◆ **DOCUMENT SECTION**
Ups and Downs in Sussex
Lewes, Sussex
by Sarah Shuckburgh
From ancient
castles to the Blomsbury set, Lewes and its villages are full of art and
history, says Sarah Shuckburgh.
Lewes
was recently voted the best place to live in England. The
pretty Georgian town is also a perfect base for a weekend -
with unexpected layers of history, and, in nearby pockets of
the South Downs, literature, art and opera. My grown-up
daughter and I can’t agree about what to see first. Amy - a
passionate painter with a half-written novel - wants to head
straight for Virginia Woolf and Vanessa Bell, but I want to
start in 1066.
I win, so it’s Lewes castle first - one of several
fortresses built by William the Conqueror to defend his
route between London and Normandy. William Warenne was its
first feudal lord, and his family ruled Lewes for the next
300 years. We climb the spiral stairs of the castle motte
and emerge high above the town to a tranquil panorama of
rooftops, chalky downs and the winding river Ouse. Reading
the historical notes, I realise that Lewes’ history began
much earlier than the Norman Conquest. The Twittens, a grid
of narrow cobbled alleys where our hotel stands, date from
Saxon times, and there are also Roman remains, and iron age
ramparts.

◆ **GIVEN REQUEST 1**
According to the Lewes article, why does the writer conclude that the town's history began much earlier than the Norman Conquest? Answer in one to three sentences.
◆ **GIVEN REQUEST 2**
In the Lewes article, who was the first feudal lord of Lewes castle?
Rely solely on the Lewes article when answering.

◆ **STORED ROWS**
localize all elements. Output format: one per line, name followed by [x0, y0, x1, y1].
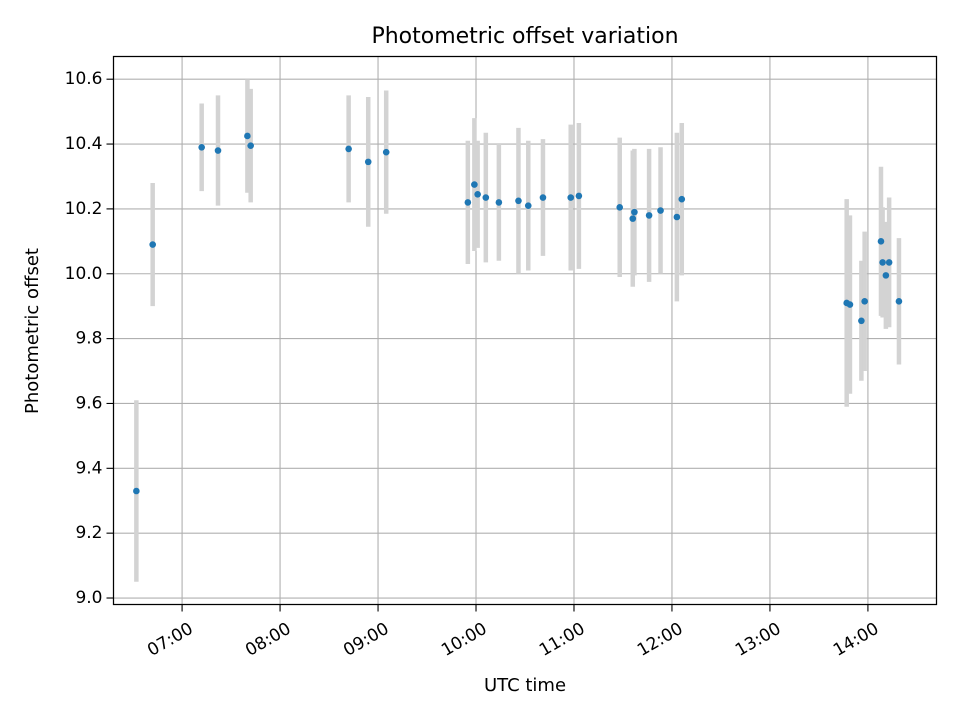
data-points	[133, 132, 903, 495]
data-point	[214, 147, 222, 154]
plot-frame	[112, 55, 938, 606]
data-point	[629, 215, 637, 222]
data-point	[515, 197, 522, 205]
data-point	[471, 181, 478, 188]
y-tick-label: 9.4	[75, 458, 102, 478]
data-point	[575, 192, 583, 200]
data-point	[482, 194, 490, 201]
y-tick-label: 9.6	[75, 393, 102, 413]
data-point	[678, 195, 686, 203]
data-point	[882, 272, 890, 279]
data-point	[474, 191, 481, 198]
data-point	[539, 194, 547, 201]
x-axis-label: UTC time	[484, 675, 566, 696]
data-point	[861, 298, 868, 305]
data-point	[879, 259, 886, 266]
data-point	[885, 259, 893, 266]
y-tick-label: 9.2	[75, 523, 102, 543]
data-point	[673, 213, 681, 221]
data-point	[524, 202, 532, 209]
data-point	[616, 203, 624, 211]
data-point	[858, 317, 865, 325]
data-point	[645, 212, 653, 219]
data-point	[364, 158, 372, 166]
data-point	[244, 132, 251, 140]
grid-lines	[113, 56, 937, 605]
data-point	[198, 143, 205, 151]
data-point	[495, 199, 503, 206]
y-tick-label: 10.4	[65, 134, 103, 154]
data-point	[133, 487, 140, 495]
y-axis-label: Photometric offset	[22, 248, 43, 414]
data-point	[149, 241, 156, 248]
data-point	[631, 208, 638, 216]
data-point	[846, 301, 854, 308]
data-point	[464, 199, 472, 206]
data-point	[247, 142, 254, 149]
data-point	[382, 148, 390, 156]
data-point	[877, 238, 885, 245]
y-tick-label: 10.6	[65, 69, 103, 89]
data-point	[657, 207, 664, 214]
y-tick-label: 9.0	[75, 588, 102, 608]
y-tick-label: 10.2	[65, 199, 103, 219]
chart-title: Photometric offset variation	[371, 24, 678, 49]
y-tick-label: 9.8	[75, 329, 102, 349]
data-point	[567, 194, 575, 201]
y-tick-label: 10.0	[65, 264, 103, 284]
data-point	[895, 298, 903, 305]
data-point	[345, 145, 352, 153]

==

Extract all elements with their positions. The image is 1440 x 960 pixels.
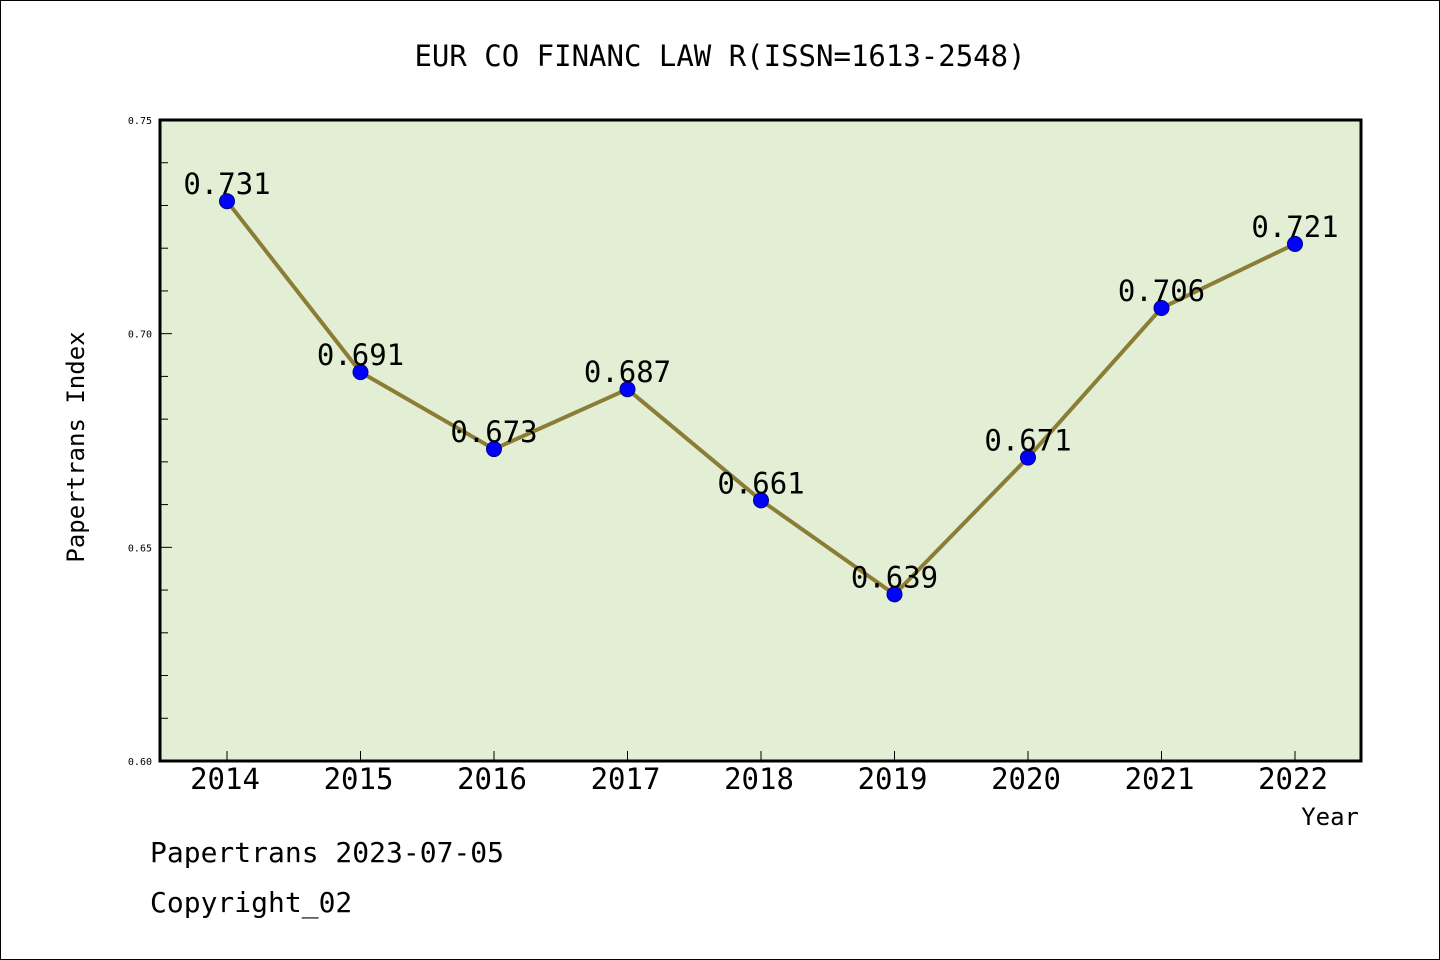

◆ **TASK SOLUTION 1**
Reading the historical notes at the castle, the writer learns that the Twittens, a grid of narrow cobbled alleys, date from Saxon times. The town also has Roman remains and iron age ramparts.

◆ **TASK SOLUTION 2**
William Warenne.